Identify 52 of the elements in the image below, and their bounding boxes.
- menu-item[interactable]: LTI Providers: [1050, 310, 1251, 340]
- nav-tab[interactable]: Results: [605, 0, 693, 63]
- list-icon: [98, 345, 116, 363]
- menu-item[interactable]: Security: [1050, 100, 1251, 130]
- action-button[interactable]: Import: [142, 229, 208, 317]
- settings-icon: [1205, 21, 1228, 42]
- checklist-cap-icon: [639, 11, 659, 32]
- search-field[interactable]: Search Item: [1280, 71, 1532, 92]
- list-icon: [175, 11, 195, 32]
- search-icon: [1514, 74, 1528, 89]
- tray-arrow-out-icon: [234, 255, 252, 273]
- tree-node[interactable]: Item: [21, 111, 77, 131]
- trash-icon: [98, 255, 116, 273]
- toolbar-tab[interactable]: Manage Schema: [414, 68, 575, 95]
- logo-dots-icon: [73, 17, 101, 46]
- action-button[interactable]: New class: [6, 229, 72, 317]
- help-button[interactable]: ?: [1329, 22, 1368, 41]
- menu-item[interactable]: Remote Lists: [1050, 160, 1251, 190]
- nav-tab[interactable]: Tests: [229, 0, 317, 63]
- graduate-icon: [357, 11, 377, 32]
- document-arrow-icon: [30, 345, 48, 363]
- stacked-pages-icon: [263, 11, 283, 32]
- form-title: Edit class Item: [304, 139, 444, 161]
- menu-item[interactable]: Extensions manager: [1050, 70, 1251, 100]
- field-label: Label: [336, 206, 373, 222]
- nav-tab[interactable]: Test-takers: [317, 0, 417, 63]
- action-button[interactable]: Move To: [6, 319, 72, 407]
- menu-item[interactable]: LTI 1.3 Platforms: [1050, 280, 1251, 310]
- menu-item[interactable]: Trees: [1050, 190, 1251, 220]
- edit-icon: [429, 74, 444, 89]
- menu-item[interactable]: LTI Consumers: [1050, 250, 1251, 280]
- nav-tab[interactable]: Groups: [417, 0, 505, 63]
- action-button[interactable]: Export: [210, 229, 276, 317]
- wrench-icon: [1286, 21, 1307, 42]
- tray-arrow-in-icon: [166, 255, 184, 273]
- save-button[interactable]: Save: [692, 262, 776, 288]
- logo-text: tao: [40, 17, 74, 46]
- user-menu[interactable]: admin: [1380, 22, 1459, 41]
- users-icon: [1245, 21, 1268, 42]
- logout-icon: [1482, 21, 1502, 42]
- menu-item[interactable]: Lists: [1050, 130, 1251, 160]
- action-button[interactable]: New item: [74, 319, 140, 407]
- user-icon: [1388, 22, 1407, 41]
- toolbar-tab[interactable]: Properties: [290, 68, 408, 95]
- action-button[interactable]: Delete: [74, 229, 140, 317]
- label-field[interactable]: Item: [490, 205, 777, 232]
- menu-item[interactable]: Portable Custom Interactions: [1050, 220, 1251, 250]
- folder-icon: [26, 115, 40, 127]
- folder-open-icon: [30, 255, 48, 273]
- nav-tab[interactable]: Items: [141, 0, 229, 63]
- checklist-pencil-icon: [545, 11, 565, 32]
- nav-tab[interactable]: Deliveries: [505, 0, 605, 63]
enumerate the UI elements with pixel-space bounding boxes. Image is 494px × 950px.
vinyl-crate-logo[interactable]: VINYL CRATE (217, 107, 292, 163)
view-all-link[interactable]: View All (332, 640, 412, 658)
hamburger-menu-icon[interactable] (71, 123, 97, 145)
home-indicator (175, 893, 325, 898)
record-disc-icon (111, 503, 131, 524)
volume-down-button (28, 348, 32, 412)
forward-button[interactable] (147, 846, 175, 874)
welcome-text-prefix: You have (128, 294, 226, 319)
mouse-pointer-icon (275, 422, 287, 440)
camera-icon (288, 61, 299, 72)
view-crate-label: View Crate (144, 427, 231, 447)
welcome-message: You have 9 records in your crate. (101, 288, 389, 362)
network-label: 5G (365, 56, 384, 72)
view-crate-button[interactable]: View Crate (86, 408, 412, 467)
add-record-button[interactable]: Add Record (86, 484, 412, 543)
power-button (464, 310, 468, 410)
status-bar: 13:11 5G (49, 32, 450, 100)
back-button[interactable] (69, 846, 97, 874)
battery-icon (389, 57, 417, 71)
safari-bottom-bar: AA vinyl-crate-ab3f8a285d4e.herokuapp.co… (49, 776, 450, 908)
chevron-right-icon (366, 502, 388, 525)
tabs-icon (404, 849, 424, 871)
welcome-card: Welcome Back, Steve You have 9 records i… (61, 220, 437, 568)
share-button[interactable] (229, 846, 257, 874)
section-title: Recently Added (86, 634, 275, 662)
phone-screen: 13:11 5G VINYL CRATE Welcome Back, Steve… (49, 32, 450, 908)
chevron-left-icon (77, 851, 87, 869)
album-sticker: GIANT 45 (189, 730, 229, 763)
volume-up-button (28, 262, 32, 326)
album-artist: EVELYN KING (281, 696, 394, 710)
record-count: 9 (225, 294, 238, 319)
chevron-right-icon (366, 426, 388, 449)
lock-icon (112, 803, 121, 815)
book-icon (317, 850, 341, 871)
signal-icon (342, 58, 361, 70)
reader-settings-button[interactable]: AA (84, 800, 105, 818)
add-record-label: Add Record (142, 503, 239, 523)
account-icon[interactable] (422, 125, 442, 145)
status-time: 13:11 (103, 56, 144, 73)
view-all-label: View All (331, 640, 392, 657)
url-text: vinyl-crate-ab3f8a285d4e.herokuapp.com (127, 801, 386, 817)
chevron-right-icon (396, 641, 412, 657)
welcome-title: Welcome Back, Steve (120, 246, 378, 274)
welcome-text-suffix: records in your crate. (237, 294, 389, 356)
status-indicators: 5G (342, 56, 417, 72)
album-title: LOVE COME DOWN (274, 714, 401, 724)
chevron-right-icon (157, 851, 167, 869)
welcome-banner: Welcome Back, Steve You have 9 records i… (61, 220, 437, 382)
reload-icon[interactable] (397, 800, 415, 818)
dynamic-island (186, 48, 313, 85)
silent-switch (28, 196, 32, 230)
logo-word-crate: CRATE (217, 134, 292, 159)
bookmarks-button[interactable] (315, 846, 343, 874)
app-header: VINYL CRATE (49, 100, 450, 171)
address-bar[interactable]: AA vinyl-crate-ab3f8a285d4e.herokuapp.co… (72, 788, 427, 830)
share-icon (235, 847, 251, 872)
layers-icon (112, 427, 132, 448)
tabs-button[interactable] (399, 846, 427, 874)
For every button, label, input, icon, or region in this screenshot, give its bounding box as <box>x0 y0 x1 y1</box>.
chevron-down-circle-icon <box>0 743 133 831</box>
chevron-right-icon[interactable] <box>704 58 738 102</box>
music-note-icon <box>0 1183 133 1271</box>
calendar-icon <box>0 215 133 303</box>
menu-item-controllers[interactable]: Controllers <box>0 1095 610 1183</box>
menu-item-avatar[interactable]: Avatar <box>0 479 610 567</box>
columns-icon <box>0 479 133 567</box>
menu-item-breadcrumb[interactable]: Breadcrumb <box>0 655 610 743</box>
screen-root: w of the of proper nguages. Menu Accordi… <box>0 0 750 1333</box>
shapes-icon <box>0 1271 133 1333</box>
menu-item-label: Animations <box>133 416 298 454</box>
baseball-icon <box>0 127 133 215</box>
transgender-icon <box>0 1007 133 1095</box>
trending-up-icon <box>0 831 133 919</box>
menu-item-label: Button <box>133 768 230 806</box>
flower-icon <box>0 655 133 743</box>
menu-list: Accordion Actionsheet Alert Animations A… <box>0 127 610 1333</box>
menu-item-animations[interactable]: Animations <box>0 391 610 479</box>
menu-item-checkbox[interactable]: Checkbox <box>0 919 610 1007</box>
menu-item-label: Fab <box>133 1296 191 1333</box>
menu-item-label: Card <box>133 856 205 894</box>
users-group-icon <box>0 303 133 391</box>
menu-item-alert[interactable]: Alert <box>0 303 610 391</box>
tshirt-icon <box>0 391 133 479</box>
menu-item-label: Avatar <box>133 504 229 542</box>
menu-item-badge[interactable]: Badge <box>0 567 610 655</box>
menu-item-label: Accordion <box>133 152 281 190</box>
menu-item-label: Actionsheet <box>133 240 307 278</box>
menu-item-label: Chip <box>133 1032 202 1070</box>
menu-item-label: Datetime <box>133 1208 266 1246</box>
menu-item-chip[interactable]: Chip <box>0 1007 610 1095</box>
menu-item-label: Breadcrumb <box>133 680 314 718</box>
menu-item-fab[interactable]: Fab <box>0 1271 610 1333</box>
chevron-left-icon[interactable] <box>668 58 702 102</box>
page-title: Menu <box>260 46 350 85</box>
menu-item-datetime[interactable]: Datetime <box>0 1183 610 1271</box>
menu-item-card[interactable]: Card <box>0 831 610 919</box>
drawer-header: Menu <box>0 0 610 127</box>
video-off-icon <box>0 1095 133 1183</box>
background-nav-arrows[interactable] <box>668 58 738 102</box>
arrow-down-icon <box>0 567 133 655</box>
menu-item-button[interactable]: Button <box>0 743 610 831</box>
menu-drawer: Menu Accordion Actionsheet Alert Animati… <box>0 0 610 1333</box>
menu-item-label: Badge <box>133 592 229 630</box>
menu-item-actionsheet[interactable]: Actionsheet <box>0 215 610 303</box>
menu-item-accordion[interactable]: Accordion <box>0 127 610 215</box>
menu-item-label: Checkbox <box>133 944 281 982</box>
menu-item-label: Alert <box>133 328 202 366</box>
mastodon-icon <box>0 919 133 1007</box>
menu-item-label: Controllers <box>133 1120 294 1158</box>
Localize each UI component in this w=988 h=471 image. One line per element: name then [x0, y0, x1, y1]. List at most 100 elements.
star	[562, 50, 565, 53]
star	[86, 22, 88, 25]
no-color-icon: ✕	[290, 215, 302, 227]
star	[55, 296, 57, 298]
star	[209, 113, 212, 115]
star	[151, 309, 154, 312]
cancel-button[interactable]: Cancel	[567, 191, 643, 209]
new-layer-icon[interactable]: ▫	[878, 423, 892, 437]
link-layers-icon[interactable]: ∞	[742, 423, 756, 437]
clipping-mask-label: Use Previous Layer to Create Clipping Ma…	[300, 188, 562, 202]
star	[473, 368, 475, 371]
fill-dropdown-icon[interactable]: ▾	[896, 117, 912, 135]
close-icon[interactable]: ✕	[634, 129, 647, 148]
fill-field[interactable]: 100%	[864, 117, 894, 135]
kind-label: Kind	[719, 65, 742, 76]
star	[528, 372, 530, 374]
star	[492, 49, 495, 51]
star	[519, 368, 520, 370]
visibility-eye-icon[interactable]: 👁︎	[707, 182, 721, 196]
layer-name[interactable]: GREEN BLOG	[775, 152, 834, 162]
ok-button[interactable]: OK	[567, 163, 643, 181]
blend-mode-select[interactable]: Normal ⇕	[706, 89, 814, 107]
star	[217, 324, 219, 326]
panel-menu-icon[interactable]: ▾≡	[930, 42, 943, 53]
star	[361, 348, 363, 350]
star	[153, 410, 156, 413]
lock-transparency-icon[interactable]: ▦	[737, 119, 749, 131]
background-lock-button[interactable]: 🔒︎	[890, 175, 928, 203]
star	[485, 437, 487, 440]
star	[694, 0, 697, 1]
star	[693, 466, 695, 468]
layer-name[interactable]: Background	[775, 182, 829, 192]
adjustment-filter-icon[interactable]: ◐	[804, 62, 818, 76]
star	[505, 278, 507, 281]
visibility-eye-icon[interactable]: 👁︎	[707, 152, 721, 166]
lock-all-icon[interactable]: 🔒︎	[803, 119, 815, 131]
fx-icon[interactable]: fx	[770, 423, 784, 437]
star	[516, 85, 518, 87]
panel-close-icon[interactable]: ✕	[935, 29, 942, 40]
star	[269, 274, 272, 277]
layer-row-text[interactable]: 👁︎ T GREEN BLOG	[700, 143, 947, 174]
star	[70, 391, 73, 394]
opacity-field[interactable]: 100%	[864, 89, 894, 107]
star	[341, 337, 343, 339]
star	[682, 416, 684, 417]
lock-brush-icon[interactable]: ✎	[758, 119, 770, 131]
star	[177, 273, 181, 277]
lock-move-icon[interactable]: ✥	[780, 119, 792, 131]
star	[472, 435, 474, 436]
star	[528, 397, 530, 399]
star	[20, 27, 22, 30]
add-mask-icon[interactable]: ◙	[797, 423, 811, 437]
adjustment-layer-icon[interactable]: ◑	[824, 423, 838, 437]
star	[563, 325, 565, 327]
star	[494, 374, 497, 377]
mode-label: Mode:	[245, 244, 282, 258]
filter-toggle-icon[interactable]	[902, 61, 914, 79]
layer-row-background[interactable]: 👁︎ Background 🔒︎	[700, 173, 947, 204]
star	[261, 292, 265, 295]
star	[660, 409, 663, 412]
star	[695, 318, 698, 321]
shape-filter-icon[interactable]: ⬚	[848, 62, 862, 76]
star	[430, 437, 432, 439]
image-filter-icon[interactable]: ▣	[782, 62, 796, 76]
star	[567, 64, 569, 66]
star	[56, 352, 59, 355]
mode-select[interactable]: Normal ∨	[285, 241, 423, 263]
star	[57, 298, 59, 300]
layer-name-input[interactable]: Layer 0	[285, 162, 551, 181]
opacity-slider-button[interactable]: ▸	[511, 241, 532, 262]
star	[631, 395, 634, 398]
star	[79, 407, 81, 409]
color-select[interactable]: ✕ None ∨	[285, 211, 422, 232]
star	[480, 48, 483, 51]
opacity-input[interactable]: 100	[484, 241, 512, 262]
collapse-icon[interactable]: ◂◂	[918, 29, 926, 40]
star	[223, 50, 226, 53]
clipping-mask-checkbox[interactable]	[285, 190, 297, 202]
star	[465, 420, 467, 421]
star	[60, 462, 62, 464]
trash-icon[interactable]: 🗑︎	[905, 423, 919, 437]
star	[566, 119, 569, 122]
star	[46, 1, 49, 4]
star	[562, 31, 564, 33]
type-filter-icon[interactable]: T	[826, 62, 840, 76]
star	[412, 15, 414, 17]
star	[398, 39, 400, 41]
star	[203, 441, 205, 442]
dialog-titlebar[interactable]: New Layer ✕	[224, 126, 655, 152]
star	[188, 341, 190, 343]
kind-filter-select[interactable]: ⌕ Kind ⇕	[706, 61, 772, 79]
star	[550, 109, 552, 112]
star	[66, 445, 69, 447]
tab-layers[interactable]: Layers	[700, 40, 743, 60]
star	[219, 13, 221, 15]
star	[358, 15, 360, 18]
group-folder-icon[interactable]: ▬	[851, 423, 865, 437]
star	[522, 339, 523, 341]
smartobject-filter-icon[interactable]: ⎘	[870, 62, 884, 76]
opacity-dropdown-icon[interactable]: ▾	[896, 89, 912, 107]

_ _ _ _

Render the rows, from the first line through the line containing "- help-button[interactable]: ?: [1329, 22, 1368, 41]" (both included), as a Markdown table with the columns No. and Line, numbering each line and omitting any blank lines.

| No. | Line |
|---|---|
| 1 | Identify 52 of the elements in the image below, and their bounding boxes. |
| 2 | - menu-item[interactable]: LTI Providers: [1050, 310, 1251, 340] |
| 3 | - nav-tab[interactable]: Results: [605, 0, 693, 63] |
| 4 | - list-icon: [98, 345, 116, 363] |
| 5 | - menu-item[interactable]: Security: [1050, 100, 1251, 130] |
| 6 | - action-button[interactable]: Import: [142, 229, 208, 317] |
| 7 | - settings-icon: [1205, 21, 1228, 42] |
| 8 | - checklist-cap-icon: [639, 11, 659, 32] |
| 9 | - search-field[interactable]: Search Item: [1280, 71, 1532, 92] |
| 10 | - list-icon: [175, 11, 195, 32] |
| 11 | - search-icon: [1514, 74, 1528, 89] |
| 12 | - tray-arrow-out-icon: [234, 255, 252, 273] |
| 13 | - tree-node[interactable]: Item: [21, 111, 77, 131] |
| 14 | - trash-icon: [98, 255, 116, 273] |
| 15 | - toolbar-tab[interactable]: Manage Schema: [414, 68, 575, 95] |
| 16 | - logo-dots-icon: [73, 17, 101, 46] |
| 17 | - action-button[interactable]: New class: [6, 229, 72, 317] |
| 18 | - help-button[interactable]: ?: [1329, 22, 1368, 41] |